Requirements: Scan the data that follows and count the lines with the string "folder"; answer with the count alone.

..........

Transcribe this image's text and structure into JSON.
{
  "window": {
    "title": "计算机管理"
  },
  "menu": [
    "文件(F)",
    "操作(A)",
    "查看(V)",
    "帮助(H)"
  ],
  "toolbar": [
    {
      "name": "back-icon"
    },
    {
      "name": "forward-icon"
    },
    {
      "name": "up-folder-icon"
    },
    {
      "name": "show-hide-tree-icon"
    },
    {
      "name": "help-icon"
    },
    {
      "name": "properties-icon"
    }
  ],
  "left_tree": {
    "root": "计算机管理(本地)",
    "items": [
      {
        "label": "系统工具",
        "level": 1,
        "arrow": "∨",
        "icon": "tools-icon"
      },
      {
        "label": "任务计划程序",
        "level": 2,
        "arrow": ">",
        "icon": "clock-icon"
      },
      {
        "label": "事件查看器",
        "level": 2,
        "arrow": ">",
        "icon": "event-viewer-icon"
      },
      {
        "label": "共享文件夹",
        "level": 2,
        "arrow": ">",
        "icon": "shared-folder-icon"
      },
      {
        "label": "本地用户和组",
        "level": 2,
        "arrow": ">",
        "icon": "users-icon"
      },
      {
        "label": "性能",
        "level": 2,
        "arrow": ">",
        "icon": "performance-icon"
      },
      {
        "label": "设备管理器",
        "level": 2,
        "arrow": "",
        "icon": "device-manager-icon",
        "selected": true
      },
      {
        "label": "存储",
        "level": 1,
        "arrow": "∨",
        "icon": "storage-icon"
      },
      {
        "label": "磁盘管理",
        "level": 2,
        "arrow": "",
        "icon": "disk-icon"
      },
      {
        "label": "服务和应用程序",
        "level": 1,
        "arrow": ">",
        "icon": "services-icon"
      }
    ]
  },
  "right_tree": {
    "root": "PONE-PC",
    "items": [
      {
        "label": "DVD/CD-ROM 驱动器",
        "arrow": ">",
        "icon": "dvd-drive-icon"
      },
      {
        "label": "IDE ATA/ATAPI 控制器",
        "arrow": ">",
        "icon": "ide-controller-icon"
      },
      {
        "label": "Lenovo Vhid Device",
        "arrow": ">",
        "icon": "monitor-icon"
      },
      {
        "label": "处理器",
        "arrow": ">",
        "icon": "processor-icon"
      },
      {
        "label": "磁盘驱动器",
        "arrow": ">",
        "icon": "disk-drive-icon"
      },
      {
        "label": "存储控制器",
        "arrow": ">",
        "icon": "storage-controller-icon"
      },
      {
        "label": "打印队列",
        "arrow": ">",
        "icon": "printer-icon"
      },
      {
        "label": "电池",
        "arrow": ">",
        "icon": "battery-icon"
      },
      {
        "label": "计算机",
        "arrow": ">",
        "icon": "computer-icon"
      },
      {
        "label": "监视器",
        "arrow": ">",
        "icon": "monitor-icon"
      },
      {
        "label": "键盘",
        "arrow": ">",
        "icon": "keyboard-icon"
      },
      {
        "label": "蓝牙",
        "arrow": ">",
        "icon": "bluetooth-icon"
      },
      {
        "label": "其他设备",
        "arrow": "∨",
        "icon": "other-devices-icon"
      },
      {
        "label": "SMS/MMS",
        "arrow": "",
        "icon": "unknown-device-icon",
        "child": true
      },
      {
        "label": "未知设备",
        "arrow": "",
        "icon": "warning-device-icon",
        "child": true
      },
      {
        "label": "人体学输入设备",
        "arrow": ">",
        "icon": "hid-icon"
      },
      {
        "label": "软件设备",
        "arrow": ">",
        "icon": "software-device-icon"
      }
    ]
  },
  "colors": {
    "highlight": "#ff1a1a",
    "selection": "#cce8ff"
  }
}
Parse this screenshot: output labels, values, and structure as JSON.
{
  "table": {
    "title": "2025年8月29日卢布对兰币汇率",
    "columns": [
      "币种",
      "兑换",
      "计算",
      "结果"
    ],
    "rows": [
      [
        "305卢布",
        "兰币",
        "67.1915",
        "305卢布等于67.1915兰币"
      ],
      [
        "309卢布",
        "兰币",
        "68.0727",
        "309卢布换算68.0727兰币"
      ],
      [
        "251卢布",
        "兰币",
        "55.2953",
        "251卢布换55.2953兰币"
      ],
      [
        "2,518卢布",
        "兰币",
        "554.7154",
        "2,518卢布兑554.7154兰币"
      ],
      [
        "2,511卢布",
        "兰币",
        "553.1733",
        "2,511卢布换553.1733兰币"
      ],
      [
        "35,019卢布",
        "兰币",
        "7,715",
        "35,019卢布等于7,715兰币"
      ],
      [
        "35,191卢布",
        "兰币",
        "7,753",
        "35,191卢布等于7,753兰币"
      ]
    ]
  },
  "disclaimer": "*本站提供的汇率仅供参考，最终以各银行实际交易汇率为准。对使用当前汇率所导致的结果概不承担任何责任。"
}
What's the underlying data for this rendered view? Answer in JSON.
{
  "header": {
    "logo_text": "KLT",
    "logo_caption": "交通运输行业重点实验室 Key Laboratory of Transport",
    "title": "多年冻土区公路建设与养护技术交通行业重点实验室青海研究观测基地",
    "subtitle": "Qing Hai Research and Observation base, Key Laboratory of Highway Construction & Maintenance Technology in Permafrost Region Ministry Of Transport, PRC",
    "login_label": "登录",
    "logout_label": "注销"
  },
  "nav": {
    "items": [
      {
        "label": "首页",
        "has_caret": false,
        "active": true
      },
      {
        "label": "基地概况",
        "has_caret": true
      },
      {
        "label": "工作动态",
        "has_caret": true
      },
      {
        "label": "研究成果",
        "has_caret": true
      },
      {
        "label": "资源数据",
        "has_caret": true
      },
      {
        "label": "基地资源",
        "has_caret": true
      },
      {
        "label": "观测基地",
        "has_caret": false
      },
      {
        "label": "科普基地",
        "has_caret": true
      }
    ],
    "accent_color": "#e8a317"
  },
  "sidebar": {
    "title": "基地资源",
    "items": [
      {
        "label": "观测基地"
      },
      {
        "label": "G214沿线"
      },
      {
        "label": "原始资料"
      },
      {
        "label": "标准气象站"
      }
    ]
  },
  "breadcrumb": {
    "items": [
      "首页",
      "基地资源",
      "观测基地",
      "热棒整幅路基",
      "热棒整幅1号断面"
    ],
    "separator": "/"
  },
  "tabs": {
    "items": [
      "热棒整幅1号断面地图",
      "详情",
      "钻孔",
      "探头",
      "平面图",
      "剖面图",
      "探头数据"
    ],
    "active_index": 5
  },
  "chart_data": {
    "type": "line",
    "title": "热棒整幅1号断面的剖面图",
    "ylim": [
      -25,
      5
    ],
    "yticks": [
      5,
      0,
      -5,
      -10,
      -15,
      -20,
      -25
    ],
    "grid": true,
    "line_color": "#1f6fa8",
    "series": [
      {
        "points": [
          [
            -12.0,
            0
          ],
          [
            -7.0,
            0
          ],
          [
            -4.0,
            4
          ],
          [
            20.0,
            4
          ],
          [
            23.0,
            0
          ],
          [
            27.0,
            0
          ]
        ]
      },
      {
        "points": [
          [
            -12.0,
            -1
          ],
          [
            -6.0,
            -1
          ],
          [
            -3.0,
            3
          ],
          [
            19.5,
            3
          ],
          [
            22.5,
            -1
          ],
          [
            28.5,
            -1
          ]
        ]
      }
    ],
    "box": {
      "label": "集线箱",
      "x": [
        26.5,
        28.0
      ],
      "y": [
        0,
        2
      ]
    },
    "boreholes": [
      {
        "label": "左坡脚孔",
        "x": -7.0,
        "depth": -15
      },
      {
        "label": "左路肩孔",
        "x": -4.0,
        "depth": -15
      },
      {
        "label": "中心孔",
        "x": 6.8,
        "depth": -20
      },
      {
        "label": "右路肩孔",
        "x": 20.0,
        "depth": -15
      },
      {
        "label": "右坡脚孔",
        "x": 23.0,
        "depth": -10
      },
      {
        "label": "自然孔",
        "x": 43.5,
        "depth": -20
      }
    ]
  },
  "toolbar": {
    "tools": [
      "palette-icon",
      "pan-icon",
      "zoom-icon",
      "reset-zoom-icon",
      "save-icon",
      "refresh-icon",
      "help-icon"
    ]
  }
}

..........

Solution: 2